## [Data supplied]
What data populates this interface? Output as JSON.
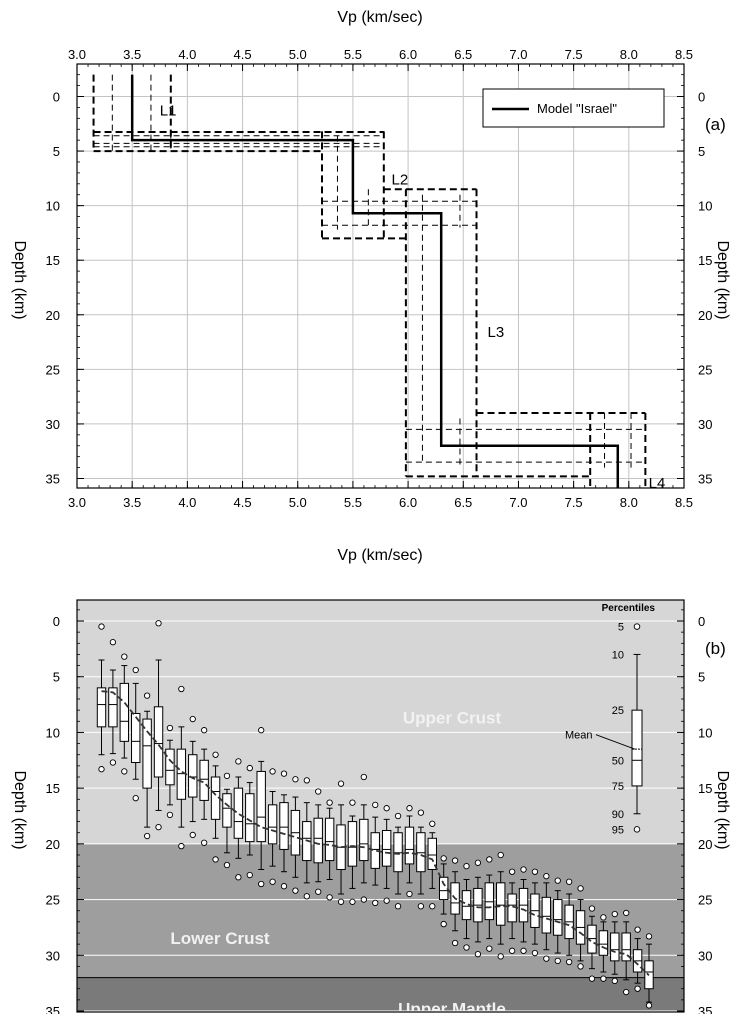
{
  "chart_data": [
    {
      "id": "a",
      "panel_label": "(a)",
      "type": "line",
      "xlabel": "Vp (km/sec)",
      "ylabel": "Depth (km)",
      "xlim": [
        3.0,
        8.5
      ],
      "ylim": [
        0,
        37
      ],
      "y_inverted": true,
      "x_ticks": [
        "3.0",
        "3.5",
        "4.0",
        "4.5",
        "5.0",
        "5.5",
        "6.0",
        "6.5",
        "7.0",
        "7.5",
        "8.0",
        "8.5"
      ],
      "y_ticks": [
        "0",
        "5",
        "10",
        "15",
        "20",
        "25",
        "30",
        "35"
      ],
      "grid": true,
      "legend_position": "top-right",
      "series": [
        {
          "name": "Model \"Israel\"",
          "style": "solid",
          "points": [
            [
              3.5,
              -2
            ],
            [
              3.5,
              4
            ],
            [
              5.5,
              4
            ],
            [
              5.5,
              10.7
            ],
            [
              6.3,
              10.7
            ],
            [
              6.3,
              32
            ],
            [
              7.9,
              32
            ],
            [
              7.9,
              37.5
            ]
          ]
        }
      ],
      "bounds": [
        {
          "vp": [
            3.15,
            3.85
          ],
          "depth": [
            -2,
            5.0
          ]
        },
        {
          "vp": [
            5.22,
            5.78
          ],
          "depth": [
            3.2,
            13.0
          ]
        },
        {
          "vp": [
            5.98,
            6.62
          ],
          "depth": [
            8.5,
            34.8
          ]
        },
        {
          "vp": [
            7.65,
            8.15
          ],
          "depth": [
            29.0,
            37.5
          ]
        }
      ],
      "inner_vlines": [
        {
          "vp": 3.32,
          "depth": [
            -2,
            5
          ]
        },
        {
          "vp": 3.67,
          "depth": [
            -2,
            5
          ]
        },
        {
          "vp": 3.85,
          "depth": [
            3.3,
            5
          ]
        },
        {
          "vp": 5.36,
          "depth": [
            3.6,
            12.2
          ]
        },
        {
          "vp": 5.64,
          "depth": [
            8.5,
            12.0
          ]
        },
        {
          "vp": 6.13,
          "depth": [
            9.0,
            33.5
          ]
        },
        {
          "vp": 6.47,
          "depth": [
            9.0,
            12.0
          ]
        },
        {
          "vp": 6.47,
          "depth": [
            29.5,
            34.0
          ]
        },
        {
          "vp": 7.78,
          "depth": [
            29.0,
            34.0
          ]
        },
        {
          "vp": 8.02,
          "depth": [
            29.0,
            34.0
          ]
        }
      ],
      "hlines": [
        {
          "depth": 3.25,
          "vp": [
            3.15,
            5.78
          ],
          "style": "dash"
        },
        {
          "depth": 3.6,
          "vp": [
            3.15,
            5.78
          ],
          "style": "thin"
        },
        {
          "depth": 4.3,
          "vp": [
            3.15,
            5.78
          ],
          "style": "thin"
        },
        {
          "depth": 4.6,
          "vp": [
            3.15,
            5.78
          ],
          "style": "thin"
        },
        {
          "depth": 5.0,
          "vp": [
            3.15,
            5.22
          ],
          "style": "dash"
        },
        {
          "depth": 8.5,
          "vp": [
            5.78,
            6.62
          ],
          "style": "dash"
        },
        {
          "depth": 9.6,
          "vp": [
            5.22,
            6.62
          ],
          "style": "thin"
        },
        {
          "depth": 11.8,
          "vp": [
            5.22,
            6.62
          ],
          "style": "thin"
        },
        {
          "depth": 13.0,
          "vp": [
            5.22,
            5.98
          ],
          "style": "dash"
        },
        {
          "depth": 29.0,
          "vp": [
            6.62,
            8.15
          ],
          "style": "dash"
        },
        {
          "depth": 30.5,
          "vp": [
            5.98,
            8.15
          ],
          "style": "thin"
        },
        {
          "depth": 33.5,
          "vp": [
            5.98,
            8.15
          ],
          "style": "thin"
        },
        {
          "depth": 34.8,
          "vp": [
            5.98,
            7.65
          ],
          "style": "dash"
        }
      ],
      "annotations": [
        {
          "text": "L1",
          "x": 3.75,
          "y": 1.3
        },
        {
          "text": "L2",
          "x": 5.85,
          "y": 7.6
        },
        {
          "text": "L3",
          "x": 6.72,
          "y": 21.6
        },
        {
          "text": "L4",
          "x": 8.18,
          "y": 35.4
        }
      ]
    },
    {
      "id": "b",
      "panel_label": "(b)",
      "type": "box",
      "ylabel": "Depth (km)",
      "ylim": [
        -2.5,
        37.5
      ],
      "y_inverted": true,
      "y_ticks": [
        "0",
        "5",
        "10",
        "15",
        "20",
        "25",
        "30",
        "35"
      ],
      "zones": [
        {
          "label": "Upper Crust",
          "from": -2.5,
          "to": 20,
          "color": "#d6d6d6"
        },
        {
          "label": "Lower Crust",
          "from": 20,
          "to": 32,
          "color": "#9e9e9e"
        },
        {
          "label": "Upper Mantle",
          "from": 32,
          "to": 37.5,
          "color": "#7a7a7a"
        }
      ],
      "boxes": [
        {
          "p5": 0.5,
          "p10": 3.5,
          "p25": 6.0,
          "mean": 6.3,
          "p50": 7.5,
          "p75": 9.5,
          "p90": 12.0,
          "p95": 13.3
        },
        {
          "p5": 1.9,
          "p10": 4.4,
          "p25": 6.0,
          "mean": 6.4,
          "p50": 7.5,
          "p75": 9.5,
          "p90": 11.9,
          "p95": 12.7
        },
        {
          "p5": 3.2,
          "p10": 4.0,
          "p25": 5.6,
          "mean": 7.3,
          "p50": 9.0,
          "p75": 10.8,
          "p90": 12.3,
          "p95": 13.5
        },
        {
          "p5": 4.4,
          "p10": 5.6,
          "p25": 8.3,
          "mean": 8.6,
          "p50": 10.8,
          "p75": 12.7,
          "p90": 14.2,
          "p95": 15.9
        },
        {
          "p5": 6.7,
          "p10": 8.1,
          "p25": 8.8,
          "mean": 9.9,
          "p50": 11.2,
          "p75": 15.0,
          "p90": 18.5,
          "p95": 19.3
        },
        {
          "p5": 0.2,
          "p10": 3.5,
          "p25": 7.7,
          "mean": 11.1,
          "p50": 11.0,
          "p75": 14.0,
          "p90": 17.0,
          "p95": 18.5
        },
        {
          "p5": 9.6,
          "p10": 10.7,
          "p25": 11.5,
          "mean": 12.5,
          "p50": 13.4,
          "p75": 14.7,
          "p90": 16.5,
          "p95": 17.4
        },
        {
          "p5": 6.1,
          "p10": 9.5,
          "p25": 11.5,
          "mean": 13.5,
          "p50": 13.7,
          "p75": 16.0,
          "p90": 18.5,
          "p95": 20.2
        },
        {
          "p5": 8.8,
          "p10": 10.8,
          "p25": 12.0,
          "mean": 14.1,
          "p50": 14.0,
          "p75": 15.8,
          "p90": 18.0,
          "p95": 19.2
        },
        {
          "p5": 9.8,
          "p10": 11.5,
          "p25": 12.5,
          "mean": 14.5,
          "p50": 14.2,
          "p75": 16.1,
          "p90": 17.8,
          "p95": 19.9
        },
        {
          "p5": 12.0,
          "p10": 13.0,
          "p25": 14.0,
          "mean": 15.6,
          "p50": 15.3,
          "p75": 17.8,
          "p90": 19.5,
          "p95": 21.4
        },
        {
          "p5": 13.9,
          "p10": 15.1,
          "p25": 15.5,
          "mean": 16.5,
          "p50": 16.8,
          "p75": 18.5,
          "p90": 20.8,
          "p95": 21.9
        },
        {
          "p5": 12.6,
          "p10": 14.0,
          "p25": 15.0,
          "mean": 17.3,
          "p50": 18.0,
          "p75": 19.5,
          "p90": 21.3,
          "p95": 23.0
        },
        {
          "p5": 13.2,
          "p10": 14.5,
          "p25": 15.5,
          "mean": 17.9,
          "p50": 18.2,
          "p75": 19.8,
          "p90": 21.0,
          "p95": 22.8
        },
        {
          "p5": 9.8,
          "p10": 12.6,
          "p25": 13.5,
          "mean": 18.5,
          "p50": 17.6,
          "p75": 19.8,
          "p90": 22.3,
          "p95": 23.6
        },
        {
          "p5": 13.5,
          "p10": 15.3,
          "p25": 16.5,
          "mean": 18.8,
          "p50": 18.5,
          "p75": 20.0,
          "p90": 22.0,
          "p95": 23.4
        },
        {
          "p5": 13.7,
          "p10": 15.6,
          "p25": 16.3,
          "mean": 19.1,
          "p50": 18.5,
          "p75": 20.5,
          "p90": 22.5,
          "p95": 23.8
        },
        {
          "p5": 14.2,
          "p10": 15.8,
          "p25": 17.0,
          "mean": 19.4,
          "p50": 19.0,
          "p75": 21.0,
          "p90": 23.0,
          "p95": 24.2
        },
        {
          "p5": 14.3,
          "p10": 16.3,
          "p25": 18.0,
          "mean": 19.7,
          "p50": 19.5,
          "p75": 21.5,
          "p90": 23.5,
          "p95": 24.7
        },
        {
          "p5": 15.3,
          "p10": 16.5,
          "p25": 17.7,
          "mean": 20.0,
          "p50": 19.5,
          "p75": 21.7,
          "p90": 23.4,
          "p95": 24.3
        },
        {
          "p5": 16.3,
          "p10": 16.8,
          "p25": 17.7,
          "mean": 20.1,
          "p50": 19.8,
          "p75": 21.5,
          "p90": 23.2,
          "p95": 24.8
        },
        {
          "p5": 14.6,
          "p10": 16.5,
          "p25": 18.3,
          "mean": 20.3,
          "p50": 20.3,
          "p75": 22.3,
          "p90": 24.5,
          "p95": 25.2
        },
        {
          "p5": 16.3,
          "p10": 17.5,
          "p25": 18.0,
          "mean": 20.2,
          "p50": 20.3,
          "p75": 22.0,
          "p90": 24.0,
          "p95": 25.2
        },
        {
          "p5": 14.0,
          "p10": 16.5,
          "p25": 17.8,
          "mean": 20.3,
          "p50": 20.0,
          "p75": 21.5,
          "p90": 23.5,
          "p95": 25.0
        },
        {
          "p5": 16.5,
          "p10": 17.6,
          "p25": 19.0,
          "mean": 20.6,
          "p50": 20.5,
          "p75": 22.2,
          "p90": 23.7,
          "p95": 25.3
        },
        {
          "p5": 16.8,
          "p10": 17.8,
          "p25": 18.8,
          "mean": 20.8,
          "p50": 20.5,
          "p75": 22.0,
          "p90": 24.0,
          "p95": 25.1
        },
        {
          "p5": 17.5,
          "p10": 18.5,
          "p25": 19.0,
          "mean": 20.9,
          "p50": 20.8,
          "p75": 22.5,
          "p90": 24.5,
          "p95": 25.6
        },
        {
          "p5": 16.8,
          "p10": 17.5,
          "p25": 18.5,
          "mean": 20.8,
          "p50": 20.5,
          "p75": 21.8,
          "p90": 23.5,
          "p95": 24.5
        },
        {
          "p5": 17.2,
          "p10": 18.5,
          "p25": 19.0,
          "mean": 21.0,
          "p50": 20.8,
          "p75": 22.5,
          "p90": 24.5,
          "p95": 25.6
        },
        {
          "p5": 18.2,
          "p10": 19.0,
          "p25": 19.5,
          "mean": 21.4,
          "p50": 21.0,
          "p75": 22.3,
          "p90": 24.0,
          "p95": 25.6
        },
        {
          "p5": 21.3,
          "p10": 21.8,
          "p25": 23.0,
          "mean": 23.6,
          "p50": 24.2,
          "p75": 25.0,
          "p90": 26.3,
          "p95": 27.2
        },
        {
          "p5": 21.5,
          "p10": 22.5,
          "p25": 23.5,
          "mean": 24.9,
          "p50": 25.3,
          "p75": 26.3,
          "p90": 27.8,
          "p95": 28.9
        },
        {
          "p5": 22.0,
          "p10": 23.2,
          "p25": 24.2,
          "mean": 25.4,
          "p50": 25.6,
          "p75": 26.8,
          "p90": 28.5,
          "p95": 29.3
        },
        {
          "p5": 21.7,
          "p10": 23.0,
          "p25": 24.0,
          "mean": 25.7,
          "p50": 25.5,
          "p75": 27.0,
          "p90": 28.8,
          "p95": 29.9
        },
        {
          "p5": 21.4,
          "p10": 22.8,
          "p25": 23.5,
          "mean": 25.7,
          "p50": 25.2,
          "p75": 26.8,
          "p90": 28.5,
          "p95": 29.4
        },
        {
          "p5": 21.0,
          "p10": 22.5,
          "p25": 23.5,
          "mean": 25.6,
          "p50": 25.5,
          "p75": 27.3,
          "p90": 29.0,
          "p95": 30.1
        },
        {
          "p5": 22.5,
          "p10": 23.5,
          "p25": 24.5,
          "mean": 25.6,
          "p50": 25.5,
          "p75": 27.0,
          "p90": 28.5,
          "p95": 29.6
        },
        {
          "p5": 22.3,
          "p10": 23.2,
          "p25": 24.0,
          "mean": 25.9,
          "p50": 25.5,
          "p75": 27.0,
          "p90": 28.8,
          "p95": 29.6
        },
        {
          "p5": 22.5,
          "p10": 23.5,
          "p25": 24.5,
          "mean": 26.4,
          "p50": 26.0,
          "p75": 27.5,
          "p90": 29.0,
          "p95": 29.8
        },
        {
          "p5": 22.9,
          "p10": 23.5,
          "p25": 24.8,
          "mean": 26.7,
          "p50": 26.5,
          "p75": 28.0,
          "p90": 29.5,
          "p95": 30.3
        },
        {
          "p5": 23.3,
          "p10": 24.2,
          "p25": 25.0,
          "mean": 27.0,
          "p50": 26.8,
          "p75": 28.2,
          "p90": 29.8,
          "p95": 30.5
        },
        {
          "p5": 23.4,
          "p10": 24.5,
          "p25": 25.5,
          "mean": 27.3,
          "p50": 27.0,
          "p75": 28.5,
          "p90": 30.0,
          "p95": 30.6
        },
        {
          "p5": 24.0,
          "p10": 25.0,
          "p25": 26.0,
          "mean": 28.0,
          "p50": 27.5,
          "p75": 29.0,
          "p90": 30.5,
          "p95": 31.0
        },
        {
          "p5": 25.8,
          "p10": 26.5,
          "p25": 27.3,
          "mean": 28.8,
          "p50": 28.5,
          "p75": 29.8,
          "p90": 31.2,
          "p95": 32.1
        },
        {
          "p5": 26.6,
          "p10": 27.0,
          "p25": 27.8,
          "mean": 29.3,
          "p50": 29.0,
          "p75": 30.0,
          "p90": 31.5,
          "p95": 32.1
        },
        {
          "p5": 26.3,
          "p10": 27.0,
          "p25": 28.0,
          "mean": 29.7,
          "p50": 29.5,
          "p75": 30.5,
          "p90": 31.7,
          "p95": 32.3
        },
        {
          "p5": 26.2,
          "p10": 27.0,
          "p25": 28.0,
          "mean": 29.9,
          "p50": 29.5,
          "p75": 30.5,
          "p90": 32.2,
          "p95": 33.3
        },
        {
          "p5": 27.7,
          "p10": 28.5,
          "p25": 29.5,
          "mean": 30.8,
          "p50": 30.5,
          "p75": 31.5,
          "p90": 32.5,
          "p95": 33.0
        },
        {
          "p5": 28.3,
          "p10": 29.0,
          "p25": 30.5,
          "mean": 31.8,
          "p50": 31.5,
          "p75": 33.0,
          "p90": 34.2,
          "p95": 34.5
        }
      ],
      "percentile_legend": {
        "title": "Percentiles",
        "labels": [
          "5",
          "10",
          "25",
          "50",
          "75",
          "90",
          "95"
        ],
        "mean_label": "Mean",
        "p5": 0.5,
        "p10": 3.0,
        "p25": 8.0,
        "mean": 11.5,
        "p50": 12.5,
        "p75": 14.8,
        "p90": 17.3,
        "p95": 18.7
      }
    }
  ],
  "legend": {
    "label": "Model \"Israel\""
  }
}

## [Direction]
List all lines above in which the string "Model" appears.

## [Answer]
          "name": "Model \"Israel\"",
    "label": "Model \"Israel\""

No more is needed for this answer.